→ **Your objective**:
Recast the listing from its first line through the line containing "x-tick-label: 0 — [159, 1101, 174, 1127]" as a Markdown table with the columns Row and Entry, numbering each line and skipping blank lines.

→ **Records to use**:
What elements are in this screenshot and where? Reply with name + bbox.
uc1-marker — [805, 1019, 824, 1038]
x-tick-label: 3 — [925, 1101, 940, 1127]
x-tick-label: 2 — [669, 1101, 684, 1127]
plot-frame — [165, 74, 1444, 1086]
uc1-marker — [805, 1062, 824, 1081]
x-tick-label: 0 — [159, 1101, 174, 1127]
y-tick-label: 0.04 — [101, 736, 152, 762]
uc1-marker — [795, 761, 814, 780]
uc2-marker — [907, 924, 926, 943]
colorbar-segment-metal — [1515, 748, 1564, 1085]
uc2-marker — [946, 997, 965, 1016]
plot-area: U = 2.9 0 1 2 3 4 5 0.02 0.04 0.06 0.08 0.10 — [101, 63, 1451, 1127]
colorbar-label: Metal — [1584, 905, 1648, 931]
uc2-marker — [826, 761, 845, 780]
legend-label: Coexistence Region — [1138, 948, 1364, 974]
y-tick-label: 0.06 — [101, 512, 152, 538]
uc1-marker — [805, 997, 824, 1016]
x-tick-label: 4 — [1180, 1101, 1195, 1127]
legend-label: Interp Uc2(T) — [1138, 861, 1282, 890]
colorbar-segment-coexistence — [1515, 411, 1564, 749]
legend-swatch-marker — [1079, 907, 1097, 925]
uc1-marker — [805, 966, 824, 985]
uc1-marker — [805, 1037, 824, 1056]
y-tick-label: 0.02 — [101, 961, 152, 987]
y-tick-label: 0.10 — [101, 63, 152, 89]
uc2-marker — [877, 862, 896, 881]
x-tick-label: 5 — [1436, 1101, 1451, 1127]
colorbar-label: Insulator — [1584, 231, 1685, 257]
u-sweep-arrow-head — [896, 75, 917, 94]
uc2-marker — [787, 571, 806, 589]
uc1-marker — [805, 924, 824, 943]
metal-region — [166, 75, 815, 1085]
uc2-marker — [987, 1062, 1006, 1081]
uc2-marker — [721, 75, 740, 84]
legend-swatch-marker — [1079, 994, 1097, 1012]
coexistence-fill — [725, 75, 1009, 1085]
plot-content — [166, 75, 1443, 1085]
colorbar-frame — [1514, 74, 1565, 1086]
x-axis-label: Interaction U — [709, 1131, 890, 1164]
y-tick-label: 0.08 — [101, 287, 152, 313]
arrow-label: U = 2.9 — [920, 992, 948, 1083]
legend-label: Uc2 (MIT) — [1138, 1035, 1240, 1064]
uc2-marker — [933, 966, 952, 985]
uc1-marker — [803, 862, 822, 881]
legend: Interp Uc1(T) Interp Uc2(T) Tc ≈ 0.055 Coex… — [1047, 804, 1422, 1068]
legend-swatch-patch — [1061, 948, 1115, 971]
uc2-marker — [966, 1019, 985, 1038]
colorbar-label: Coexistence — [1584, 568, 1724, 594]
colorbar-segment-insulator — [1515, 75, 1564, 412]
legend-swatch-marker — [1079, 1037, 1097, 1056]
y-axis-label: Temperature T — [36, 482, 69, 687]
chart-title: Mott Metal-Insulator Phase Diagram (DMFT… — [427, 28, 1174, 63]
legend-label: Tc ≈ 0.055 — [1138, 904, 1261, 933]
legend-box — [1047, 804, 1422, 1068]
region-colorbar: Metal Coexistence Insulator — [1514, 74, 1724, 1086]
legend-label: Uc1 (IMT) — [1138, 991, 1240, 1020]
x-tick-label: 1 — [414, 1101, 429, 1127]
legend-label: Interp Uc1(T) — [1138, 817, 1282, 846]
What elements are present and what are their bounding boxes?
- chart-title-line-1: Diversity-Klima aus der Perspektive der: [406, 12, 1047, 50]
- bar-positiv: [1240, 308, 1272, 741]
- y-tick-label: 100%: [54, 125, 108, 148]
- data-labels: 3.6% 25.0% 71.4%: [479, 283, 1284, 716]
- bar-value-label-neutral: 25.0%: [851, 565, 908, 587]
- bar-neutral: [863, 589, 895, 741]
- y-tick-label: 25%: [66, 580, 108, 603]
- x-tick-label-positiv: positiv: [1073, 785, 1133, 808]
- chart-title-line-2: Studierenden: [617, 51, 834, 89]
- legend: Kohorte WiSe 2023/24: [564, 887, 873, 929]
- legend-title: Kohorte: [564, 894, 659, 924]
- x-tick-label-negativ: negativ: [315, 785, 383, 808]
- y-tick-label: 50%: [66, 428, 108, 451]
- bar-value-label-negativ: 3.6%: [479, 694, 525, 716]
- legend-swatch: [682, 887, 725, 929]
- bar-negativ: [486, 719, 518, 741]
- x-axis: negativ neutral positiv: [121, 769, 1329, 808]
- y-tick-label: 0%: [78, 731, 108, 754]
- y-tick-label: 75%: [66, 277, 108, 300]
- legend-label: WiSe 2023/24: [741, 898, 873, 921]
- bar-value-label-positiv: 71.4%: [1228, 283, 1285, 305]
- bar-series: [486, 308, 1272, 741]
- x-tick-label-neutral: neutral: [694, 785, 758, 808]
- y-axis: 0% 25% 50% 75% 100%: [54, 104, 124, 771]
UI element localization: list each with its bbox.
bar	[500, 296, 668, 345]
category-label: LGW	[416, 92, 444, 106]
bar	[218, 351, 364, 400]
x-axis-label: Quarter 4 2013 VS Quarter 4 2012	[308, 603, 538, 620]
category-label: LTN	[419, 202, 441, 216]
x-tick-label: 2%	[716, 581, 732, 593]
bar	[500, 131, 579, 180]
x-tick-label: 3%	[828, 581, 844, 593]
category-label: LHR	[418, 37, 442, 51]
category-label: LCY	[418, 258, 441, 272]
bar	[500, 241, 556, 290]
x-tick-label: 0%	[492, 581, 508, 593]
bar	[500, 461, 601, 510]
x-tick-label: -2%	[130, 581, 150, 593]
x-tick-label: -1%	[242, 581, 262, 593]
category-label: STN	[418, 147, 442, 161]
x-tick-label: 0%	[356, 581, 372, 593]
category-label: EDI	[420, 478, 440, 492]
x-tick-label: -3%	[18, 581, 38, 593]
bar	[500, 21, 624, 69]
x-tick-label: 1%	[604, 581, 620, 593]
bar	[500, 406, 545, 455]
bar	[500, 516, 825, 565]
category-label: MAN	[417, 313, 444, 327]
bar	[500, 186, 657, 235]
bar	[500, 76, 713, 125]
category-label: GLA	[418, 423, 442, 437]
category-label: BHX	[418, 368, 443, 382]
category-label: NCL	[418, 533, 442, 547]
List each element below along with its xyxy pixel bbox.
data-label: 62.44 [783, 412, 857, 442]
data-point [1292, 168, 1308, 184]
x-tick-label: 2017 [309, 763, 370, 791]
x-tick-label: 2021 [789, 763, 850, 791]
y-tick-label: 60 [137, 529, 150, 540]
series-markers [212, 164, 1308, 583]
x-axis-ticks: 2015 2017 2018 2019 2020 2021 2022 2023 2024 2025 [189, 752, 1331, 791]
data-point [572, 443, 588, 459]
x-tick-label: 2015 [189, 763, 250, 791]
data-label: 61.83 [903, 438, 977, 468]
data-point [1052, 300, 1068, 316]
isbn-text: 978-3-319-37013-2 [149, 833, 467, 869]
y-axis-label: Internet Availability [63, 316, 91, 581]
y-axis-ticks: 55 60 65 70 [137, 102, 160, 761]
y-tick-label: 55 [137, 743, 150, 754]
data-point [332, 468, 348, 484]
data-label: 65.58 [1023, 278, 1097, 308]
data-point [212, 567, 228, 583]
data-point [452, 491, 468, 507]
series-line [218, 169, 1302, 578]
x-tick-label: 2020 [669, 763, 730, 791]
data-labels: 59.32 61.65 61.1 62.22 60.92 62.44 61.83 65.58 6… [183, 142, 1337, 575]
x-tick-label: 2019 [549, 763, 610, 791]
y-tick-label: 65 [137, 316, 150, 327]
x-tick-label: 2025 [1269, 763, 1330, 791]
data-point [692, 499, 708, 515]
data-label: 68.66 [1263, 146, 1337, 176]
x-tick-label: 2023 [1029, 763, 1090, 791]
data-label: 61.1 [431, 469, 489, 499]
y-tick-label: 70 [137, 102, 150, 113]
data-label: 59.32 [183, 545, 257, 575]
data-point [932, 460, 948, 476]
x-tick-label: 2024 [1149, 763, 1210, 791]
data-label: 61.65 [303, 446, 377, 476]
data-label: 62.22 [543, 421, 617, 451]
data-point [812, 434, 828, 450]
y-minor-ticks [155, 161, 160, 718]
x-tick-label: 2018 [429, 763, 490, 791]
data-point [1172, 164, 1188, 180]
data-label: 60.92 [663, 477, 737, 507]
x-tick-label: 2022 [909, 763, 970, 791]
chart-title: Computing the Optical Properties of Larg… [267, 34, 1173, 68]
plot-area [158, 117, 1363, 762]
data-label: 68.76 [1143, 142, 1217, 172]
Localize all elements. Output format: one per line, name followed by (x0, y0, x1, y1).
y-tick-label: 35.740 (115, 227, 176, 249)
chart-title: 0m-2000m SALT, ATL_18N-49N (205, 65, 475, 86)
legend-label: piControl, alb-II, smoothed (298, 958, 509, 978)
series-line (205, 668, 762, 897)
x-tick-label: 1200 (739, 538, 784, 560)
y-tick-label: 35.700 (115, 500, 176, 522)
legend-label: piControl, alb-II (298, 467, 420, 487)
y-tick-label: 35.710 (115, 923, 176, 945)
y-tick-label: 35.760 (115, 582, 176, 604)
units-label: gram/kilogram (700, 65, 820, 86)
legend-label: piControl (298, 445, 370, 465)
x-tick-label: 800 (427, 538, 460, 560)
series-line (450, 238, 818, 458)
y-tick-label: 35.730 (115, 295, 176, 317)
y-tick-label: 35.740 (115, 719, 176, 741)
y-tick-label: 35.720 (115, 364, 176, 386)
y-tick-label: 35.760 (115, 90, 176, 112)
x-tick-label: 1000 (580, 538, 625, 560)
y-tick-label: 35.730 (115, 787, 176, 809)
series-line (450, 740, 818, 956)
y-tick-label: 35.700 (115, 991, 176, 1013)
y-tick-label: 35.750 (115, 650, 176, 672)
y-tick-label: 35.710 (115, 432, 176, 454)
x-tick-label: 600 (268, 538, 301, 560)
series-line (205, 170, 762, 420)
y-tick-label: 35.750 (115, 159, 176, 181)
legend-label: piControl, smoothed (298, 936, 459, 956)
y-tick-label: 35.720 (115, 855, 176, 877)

→ **Solution for this problem**:
| Row | Entry |
|---|---|
| 1 | What elements are in this screenshot and where? Reply with name + bbox. |
| 2 | uc1-marker — [805, 1019, 824, 1038] |
| 3 | x-tick-label: 3 — [925, 1101, 940, 1127] |
| 4 | x-tick-label: 2 — [669, 1101, 684, 1127] |
| 5 | plot-frame — [165, 74, 1444, 1086] |
| 6 | uc1-marker — [805, 1062, 824, 1081] |
| 7 | x-tick-label: 0 — [159, 1101, 174, 1127] |